Items:

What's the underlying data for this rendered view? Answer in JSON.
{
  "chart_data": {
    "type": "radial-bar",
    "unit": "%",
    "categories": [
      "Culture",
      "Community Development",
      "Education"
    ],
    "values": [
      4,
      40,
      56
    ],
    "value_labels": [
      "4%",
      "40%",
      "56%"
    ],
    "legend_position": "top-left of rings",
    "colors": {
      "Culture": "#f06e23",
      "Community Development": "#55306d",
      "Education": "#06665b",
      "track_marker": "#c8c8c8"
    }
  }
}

What you will do: Copy out the whole listing exactly; please set it all down.

Output for this task:
What's the underlying data for this rendered view? Answer in JSON.
{
  "chart_data": {
    "type": "radial-bar",
    "unit": "%",
    "categories": [
      "Culture",
      "Community Development",
      "Education"
    ],
    "values": [
      4,
      40,
      56
    ],
    "value_labels": [
      "4%",
      "40%",
      "56%"
    ],
    "legend_position": "top-left of rings",
    "colors": {
      "Culture": "#f06e23",
      "Community Development": "#55306d",
      "Education": "#06665b",
      "track_marker": "#c8c8c8"
    }
  }
}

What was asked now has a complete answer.